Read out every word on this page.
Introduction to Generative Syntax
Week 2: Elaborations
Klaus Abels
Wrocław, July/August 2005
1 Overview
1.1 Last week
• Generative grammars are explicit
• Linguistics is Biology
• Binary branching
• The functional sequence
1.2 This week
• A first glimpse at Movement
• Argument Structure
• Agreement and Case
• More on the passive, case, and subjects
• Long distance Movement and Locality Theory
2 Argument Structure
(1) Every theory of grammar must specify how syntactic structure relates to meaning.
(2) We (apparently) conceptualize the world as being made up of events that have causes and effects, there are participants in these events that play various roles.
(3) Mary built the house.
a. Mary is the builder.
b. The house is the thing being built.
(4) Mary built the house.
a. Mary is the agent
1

★ ★ ★ ★

* WHAT THE EXERCISE ASKS
Print every entry exactly as written.

* EXERCISE ANSWER
Read out every word on this page.
Introduction to Generative Syntax
Week 2: Elaborations
Klaus Abels
Wrocław, July/August 2005
1 Overview
1.1 Last week
• Generative grammars are explicit
• Linguistics is Biology
• Binary branching
• The functional sequence
1.2 This week
• A first glimpse at Movement
• Argument Structure
• Agreement and Case
• More on the passive, case, and subjects
• Long distance Movement and Locality Theory
2 Argument Structure
(1) Every theory of grammar must specify how syntactic structure relates to meaning.
(2) We (apparently) conceptualize the world as being made up of events that have causes and effects, there are participants in these events that play various roles.
(3) Mary built the house.
a. Mary is the builder.
b. The house is the thing being built.
(4) Mary built the house.
a. Mary is the agent
1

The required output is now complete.